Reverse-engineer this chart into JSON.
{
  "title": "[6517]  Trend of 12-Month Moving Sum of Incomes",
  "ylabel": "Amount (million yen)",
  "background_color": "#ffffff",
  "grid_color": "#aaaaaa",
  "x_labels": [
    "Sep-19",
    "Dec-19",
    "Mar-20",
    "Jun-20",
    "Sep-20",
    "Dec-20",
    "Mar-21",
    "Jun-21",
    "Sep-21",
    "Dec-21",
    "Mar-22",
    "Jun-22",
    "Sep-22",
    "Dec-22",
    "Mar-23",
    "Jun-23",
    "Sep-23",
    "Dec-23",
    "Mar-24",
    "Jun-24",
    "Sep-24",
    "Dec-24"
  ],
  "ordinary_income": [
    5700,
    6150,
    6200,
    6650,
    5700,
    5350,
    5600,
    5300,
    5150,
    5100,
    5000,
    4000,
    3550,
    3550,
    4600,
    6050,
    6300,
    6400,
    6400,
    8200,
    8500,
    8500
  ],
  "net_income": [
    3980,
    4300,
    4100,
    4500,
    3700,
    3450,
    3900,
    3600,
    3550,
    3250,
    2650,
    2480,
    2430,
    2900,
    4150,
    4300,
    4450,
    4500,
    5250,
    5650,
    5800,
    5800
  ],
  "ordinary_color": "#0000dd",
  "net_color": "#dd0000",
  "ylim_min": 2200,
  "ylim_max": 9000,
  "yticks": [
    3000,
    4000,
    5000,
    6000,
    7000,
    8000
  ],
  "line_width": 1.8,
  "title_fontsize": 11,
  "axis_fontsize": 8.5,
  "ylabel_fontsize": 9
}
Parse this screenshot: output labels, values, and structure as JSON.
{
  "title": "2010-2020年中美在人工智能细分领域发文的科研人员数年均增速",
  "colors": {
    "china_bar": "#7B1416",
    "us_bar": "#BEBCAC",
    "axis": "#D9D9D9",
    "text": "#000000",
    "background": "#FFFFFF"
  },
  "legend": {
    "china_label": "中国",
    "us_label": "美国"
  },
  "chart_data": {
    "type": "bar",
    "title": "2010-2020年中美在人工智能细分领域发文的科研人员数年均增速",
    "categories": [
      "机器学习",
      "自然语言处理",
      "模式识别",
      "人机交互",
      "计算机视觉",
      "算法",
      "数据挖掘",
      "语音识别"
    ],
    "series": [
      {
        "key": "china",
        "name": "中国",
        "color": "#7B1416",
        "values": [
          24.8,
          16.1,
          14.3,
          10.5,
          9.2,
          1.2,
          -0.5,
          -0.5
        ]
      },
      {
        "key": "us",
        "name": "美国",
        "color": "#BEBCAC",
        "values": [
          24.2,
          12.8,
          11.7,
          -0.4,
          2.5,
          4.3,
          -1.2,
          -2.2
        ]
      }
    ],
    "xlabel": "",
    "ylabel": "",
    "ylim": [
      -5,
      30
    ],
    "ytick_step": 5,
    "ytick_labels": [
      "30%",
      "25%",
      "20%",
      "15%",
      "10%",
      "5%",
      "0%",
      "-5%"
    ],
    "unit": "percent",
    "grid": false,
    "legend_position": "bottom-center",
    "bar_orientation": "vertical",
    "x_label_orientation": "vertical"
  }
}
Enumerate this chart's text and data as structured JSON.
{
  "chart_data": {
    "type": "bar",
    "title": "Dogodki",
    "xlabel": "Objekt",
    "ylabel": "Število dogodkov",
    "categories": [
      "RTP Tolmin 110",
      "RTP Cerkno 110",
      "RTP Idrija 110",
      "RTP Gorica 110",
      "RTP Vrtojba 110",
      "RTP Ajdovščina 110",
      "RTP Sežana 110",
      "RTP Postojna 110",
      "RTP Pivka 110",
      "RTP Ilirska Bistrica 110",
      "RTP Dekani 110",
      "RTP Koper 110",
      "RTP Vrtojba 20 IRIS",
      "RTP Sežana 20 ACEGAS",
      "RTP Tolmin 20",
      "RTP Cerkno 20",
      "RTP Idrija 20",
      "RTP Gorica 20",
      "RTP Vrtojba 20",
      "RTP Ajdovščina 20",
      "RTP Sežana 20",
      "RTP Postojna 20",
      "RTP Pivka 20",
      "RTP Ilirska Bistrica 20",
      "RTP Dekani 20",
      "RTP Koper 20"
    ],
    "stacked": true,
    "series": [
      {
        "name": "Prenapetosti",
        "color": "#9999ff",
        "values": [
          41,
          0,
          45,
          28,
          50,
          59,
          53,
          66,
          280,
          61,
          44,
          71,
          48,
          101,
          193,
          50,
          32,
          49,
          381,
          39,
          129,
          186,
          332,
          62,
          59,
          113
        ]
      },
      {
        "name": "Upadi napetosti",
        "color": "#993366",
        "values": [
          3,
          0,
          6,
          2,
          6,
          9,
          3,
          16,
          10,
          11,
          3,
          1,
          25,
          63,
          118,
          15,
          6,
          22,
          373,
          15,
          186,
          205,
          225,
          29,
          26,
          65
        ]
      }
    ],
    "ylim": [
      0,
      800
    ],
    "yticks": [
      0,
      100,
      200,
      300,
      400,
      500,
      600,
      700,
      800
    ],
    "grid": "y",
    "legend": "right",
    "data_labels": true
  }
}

=-=-=

• [Do this] Copy down the whole of the data above, matching it exactly.

• [Solution below]
Reverse-engineer this chart into JSON.
{
  "title": "[6517]  Trend of 12-Month Moving Sum of Incomes",
  "ylabel": "Amount (million yen)",
  "background_color": "#ffffff",
  "grid_color": "#aaaaaa",
  "x_labels": [
    "Sep-19",
    "Dec-19",
    "Mar-20",
    "Jun-20",
    "Sep-20",
    "Dec-20",
    "Mar-21",
    "Jun-21",
    "Sep-21",
    "Dec-21",
    "Mar-22",
    "Jun-22",
    "Sep-22",
    "Dec-22",
    "Mar-23",
    "Jun-23",
    "Sep-23",
    "Dec-23",
    "Mar-24",
    "Jun-24",
    "Sep-24",
    "Dec-24"
  ],
  "ordinary_income": [
    5700,
    6150,
    6200,
    6650,
    5700,
    5350,
    5600,
    5300,
    5150,
    5100,
    5000,
    4000,
    3550,
    3550,
    4600,
    6050,
    6300,
    6400,
    6400,
    8200,
    8500,
    8500
  ],
  "net_income": [
    3980,
    4300,
    4100,
    4500,
    3700,
    3450,
    3900,
    3600,
    3550,
    3250,
    2650,
    2480,
    2430,
    2900,
    4150,
    4300,
    4450,
    4500,
    5250,
    5650,
    5800,
    5800
  ],
  "ordinary_color": "#0000dd",
  "net_color": "#dd0000",
  "ylim_min": 2200,
  "ylim_max": 9000,
  "yticks": [
    3000,
    4000,
    5000,
    6000,
    7000,
    8000
  ],
  "line_width": 1.8,
  "title_fontsize": 11,
  "axis_fontsize": 8.5,
  "ylabel_fontsize": 9
}
Parse this screenshot: output labels, values, and structure as JSON.
{
  "title": "2010-2020年中美在人工智能细分领域发文的科研人员数年均增速",
  "colors": {
    "china_bar": "#7B1416",
    "us_bar": "#BEBCAC",
    "axis": "#D9D9D9",
    "text": "#000000",
    "background": "#FFFFFF"
  },
  "legend": {
    "china_label": "中国",
    "us_label": "美国"
  },
  "chart_data": {
    "type": "bar",
    "title": "2010-2020年中美在人工智能细分领域发文的科研人员数年均增速",
    "categories": [
      "机器学习",
      "自然语言处理",
      "模式识别",
      "人机交互",
      "计算机视觉",
      "算法",
      "数据挖掘",
      "语音识别"
    ],
    "series": [
      {
        "key": "china",
        "name": "中国",
        "color": "#7B1416",
        "values": [
          24.8,
          16.1,
          14.3,
          10.5,
          9.2,
          1.2,
          -0.5,
          -0.5
        ]
      },
      {
        "key": "us",
        "name": "美国",
        "color": "#BEBCAC",
        "values": [
          24.2,
          12.8,
          11.7,
          -0.4,
          2.5,
          4.3,
          -1.2,
          -2.2
        ]
      }
    ],
    "xlabel": "",
    "ylabel": "",
    "ylim": [
      -5,
      30
    ],
    "ytick_step": 5,
    "ytick_labels": [
      "30%",
      "25%",
      "20%",
      "15%",
      "10%",
      "5%",
      "0%",
      "-5%"
    ],
    "unit": "percent",
    "grid": false,
    "legend_position": "bottom-center",
    "bar_orientation": "vertical",
    "x_label_orientation": "vertical"
  }
}
Enumerate this chart's text and data as structured JSON.
{
  "chart_data": {
    "type": "bar",
    "title": "Dogodki",
    "xlabel": "Objekt",
    "ylabel": "Število dogodkov",
    "categories": [
      "RTP Tolmin 110",
      "RTP Cerkno 110",
      "RTP Idrija 110",
      "RTP Gorica 110",
      "RTP Vrtojba 110",
      "RTP Ajdovščina 110",
      "RTP Sežana 110",
      "RTP Postojna 110",
      "RTP Pivka 110",
      "RTP Ilirska Bistrica 110",
      "RTP Dekani 110",
      "RTP Koper 110",
      "RTP Vrtojba 20 IRIS",
      "RTP Sežana 20 ACEGAS",
      "RTP Tolmin 20",
      "RTP Cerkno 20",
      "RTP Idrija 20",
      "RTP Gorica 20",
      "RTP Vrtojba 20",
      "RTP Ajdovščina 20",
      "RTP Sežana 20",
      "RTP Postojna 20",
      "RTP Pivka 20",
      "RTP Ilirska Bistrica 20",
      "RTP Dekani 20",
      "RTP Koper 20"
    ],
    "stacked": true,
    "series": [
      {
        "name": "Prenapetosti",
        "color": "#9999ff",
        "values": [
          41,
          0,
          45,
          28,
          50,
          59,
          53,
          66,
          280,
          61,
          44,
          71,
          48,
          101,
          193,
          50,
          32,
          49,
          381,
          39,
          129,
          186,
          332,
          62,
          59,
          113
        ]
      },
      {
        "name": "Upadi napetosti",
        "color": "#993366",
        "values": [
          3,
          0,
          6,
          2,
          6,
          9,
          3,
          16,
          10,
          11,
          3,
          1,
          25,
          63,
          118,
          15,
          6,
          22,
          373,
          15,
          186,
          205,
          225,
          29,
          26,
          65
        ]
      }
    ],
    "ylim": [
      0,
      800
    ],
    "yticks": [
      0,
      100,
      200,
      300,
      400,
      500,
      600,
      700,
      800
    ],
    "grid": "y",
    "legend": "right",
    "data_labels": true
  }
}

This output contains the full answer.